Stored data
========================

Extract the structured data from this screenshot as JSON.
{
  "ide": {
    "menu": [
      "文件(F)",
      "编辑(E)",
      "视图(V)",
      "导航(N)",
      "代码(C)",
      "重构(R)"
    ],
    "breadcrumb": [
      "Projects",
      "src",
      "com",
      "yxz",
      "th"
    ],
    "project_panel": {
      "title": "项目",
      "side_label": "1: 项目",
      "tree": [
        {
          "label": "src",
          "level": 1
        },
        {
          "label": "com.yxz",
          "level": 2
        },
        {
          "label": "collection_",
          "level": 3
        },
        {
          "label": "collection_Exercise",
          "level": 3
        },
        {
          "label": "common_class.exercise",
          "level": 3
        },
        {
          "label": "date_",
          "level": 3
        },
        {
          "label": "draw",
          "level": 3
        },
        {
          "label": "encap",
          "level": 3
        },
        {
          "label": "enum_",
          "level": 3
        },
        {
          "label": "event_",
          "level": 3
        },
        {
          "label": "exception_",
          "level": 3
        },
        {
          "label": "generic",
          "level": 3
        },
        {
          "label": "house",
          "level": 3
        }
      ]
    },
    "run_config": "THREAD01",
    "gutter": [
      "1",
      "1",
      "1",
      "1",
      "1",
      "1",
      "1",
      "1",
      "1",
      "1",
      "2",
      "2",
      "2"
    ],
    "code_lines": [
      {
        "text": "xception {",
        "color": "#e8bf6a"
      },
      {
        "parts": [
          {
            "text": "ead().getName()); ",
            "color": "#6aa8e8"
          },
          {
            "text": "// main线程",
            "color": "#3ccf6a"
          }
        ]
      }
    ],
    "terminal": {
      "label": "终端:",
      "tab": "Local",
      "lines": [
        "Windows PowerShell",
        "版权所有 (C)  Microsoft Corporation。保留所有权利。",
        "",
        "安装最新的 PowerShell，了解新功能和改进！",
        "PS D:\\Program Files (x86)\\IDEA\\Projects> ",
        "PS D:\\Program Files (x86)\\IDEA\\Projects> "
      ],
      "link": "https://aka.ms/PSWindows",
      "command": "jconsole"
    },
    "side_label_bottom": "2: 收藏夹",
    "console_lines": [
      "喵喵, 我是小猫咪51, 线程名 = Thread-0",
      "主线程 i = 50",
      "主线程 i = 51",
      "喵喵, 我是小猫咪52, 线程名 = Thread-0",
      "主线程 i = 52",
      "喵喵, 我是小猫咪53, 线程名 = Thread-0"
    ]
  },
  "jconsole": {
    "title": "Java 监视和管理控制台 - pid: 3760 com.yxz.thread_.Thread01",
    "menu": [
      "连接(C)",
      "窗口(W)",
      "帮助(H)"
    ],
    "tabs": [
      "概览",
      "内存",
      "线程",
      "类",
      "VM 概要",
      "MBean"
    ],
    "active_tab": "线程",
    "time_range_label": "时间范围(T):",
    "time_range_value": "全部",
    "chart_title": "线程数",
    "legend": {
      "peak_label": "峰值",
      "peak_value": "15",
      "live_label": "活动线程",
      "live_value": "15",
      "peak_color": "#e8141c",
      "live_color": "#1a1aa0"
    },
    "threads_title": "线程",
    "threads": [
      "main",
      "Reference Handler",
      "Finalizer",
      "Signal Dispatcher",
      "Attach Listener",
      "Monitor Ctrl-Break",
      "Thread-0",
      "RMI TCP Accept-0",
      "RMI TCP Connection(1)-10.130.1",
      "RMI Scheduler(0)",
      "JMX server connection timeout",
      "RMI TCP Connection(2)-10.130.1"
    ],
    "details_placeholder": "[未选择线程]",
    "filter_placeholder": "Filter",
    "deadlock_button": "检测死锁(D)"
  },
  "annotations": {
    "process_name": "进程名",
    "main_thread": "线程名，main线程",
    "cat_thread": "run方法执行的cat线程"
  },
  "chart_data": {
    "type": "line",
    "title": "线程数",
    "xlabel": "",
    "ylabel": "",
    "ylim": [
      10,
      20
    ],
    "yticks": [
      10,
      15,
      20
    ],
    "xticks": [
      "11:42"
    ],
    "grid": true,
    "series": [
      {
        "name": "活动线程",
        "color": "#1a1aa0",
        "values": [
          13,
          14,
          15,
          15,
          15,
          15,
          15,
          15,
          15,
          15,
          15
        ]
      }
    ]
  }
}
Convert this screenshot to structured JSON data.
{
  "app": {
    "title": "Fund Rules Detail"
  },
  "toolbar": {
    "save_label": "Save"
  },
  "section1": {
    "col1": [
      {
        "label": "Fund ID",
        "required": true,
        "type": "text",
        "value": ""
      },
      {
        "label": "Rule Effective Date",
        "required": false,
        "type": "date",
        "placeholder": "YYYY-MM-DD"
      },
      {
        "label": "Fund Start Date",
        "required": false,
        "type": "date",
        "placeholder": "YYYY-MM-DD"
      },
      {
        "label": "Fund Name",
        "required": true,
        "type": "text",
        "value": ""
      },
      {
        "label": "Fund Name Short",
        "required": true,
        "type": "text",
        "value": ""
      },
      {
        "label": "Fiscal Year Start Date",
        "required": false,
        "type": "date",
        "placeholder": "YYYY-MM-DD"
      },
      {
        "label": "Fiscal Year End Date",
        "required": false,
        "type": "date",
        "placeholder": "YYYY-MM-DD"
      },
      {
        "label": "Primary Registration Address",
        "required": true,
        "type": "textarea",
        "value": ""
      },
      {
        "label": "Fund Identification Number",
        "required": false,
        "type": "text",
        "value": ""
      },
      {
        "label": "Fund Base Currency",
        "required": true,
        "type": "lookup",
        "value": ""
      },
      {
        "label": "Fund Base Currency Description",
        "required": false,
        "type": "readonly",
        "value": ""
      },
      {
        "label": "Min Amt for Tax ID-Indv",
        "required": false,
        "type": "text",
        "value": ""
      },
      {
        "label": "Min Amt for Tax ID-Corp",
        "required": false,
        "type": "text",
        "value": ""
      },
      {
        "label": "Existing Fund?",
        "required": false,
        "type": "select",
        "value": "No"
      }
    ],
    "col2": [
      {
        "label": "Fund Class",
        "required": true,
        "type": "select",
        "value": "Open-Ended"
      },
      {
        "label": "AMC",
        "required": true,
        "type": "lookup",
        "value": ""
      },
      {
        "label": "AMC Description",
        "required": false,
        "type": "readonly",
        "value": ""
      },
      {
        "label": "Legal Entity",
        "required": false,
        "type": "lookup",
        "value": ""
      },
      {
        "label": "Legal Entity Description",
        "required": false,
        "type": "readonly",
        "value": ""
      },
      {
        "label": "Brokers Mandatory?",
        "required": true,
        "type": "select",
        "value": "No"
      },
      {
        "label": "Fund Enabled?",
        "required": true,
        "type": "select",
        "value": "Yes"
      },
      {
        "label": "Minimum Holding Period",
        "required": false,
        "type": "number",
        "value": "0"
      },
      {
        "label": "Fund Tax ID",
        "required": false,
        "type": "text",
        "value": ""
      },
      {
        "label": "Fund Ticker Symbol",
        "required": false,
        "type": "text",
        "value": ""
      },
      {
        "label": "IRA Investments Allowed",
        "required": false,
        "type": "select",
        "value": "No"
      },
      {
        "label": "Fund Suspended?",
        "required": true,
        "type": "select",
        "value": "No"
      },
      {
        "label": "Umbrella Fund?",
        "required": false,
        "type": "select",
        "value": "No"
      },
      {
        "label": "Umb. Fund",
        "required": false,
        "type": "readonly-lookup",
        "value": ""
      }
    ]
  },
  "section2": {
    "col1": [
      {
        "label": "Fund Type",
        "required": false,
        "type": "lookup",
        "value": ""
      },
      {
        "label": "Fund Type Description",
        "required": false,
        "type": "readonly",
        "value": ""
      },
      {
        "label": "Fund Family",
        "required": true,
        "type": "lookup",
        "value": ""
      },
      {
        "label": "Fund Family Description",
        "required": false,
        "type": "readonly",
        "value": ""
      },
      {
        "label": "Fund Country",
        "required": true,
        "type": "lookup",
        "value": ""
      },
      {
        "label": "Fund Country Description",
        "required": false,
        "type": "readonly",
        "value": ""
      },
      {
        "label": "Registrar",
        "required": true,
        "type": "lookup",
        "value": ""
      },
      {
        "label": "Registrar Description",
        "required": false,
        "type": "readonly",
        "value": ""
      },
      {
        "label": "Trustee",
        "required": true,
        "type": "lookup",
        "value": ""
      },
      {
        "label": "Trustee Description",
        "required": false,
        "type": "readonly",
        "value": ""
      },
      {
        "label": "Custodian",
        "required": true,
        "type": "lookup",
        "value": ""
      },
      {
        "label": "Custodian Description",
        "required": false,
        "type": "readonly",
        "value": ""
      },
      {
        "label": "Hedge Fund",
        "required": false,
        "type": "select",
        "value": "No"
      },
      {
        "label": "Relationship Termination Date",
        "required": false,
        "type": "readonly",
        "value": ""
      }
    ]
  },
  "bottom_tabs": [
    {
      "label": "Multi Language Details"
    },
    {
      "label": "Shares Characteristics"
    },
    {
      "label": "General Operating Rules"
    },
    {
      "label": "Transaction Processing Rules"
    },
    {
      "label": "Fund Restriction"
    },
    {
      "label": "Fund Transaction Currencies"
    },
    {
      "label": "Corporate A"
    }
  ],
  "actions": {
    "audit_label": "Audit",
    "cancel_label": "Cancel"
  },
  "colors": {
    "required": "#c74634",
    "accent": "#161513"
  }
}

========================

• Given problem: Each line above that holds the string "Transaction" should be copied and shown.

• Complete response:
      "label": "Transaction Processing Rules"
      "label": "Fund Transaction Currencies"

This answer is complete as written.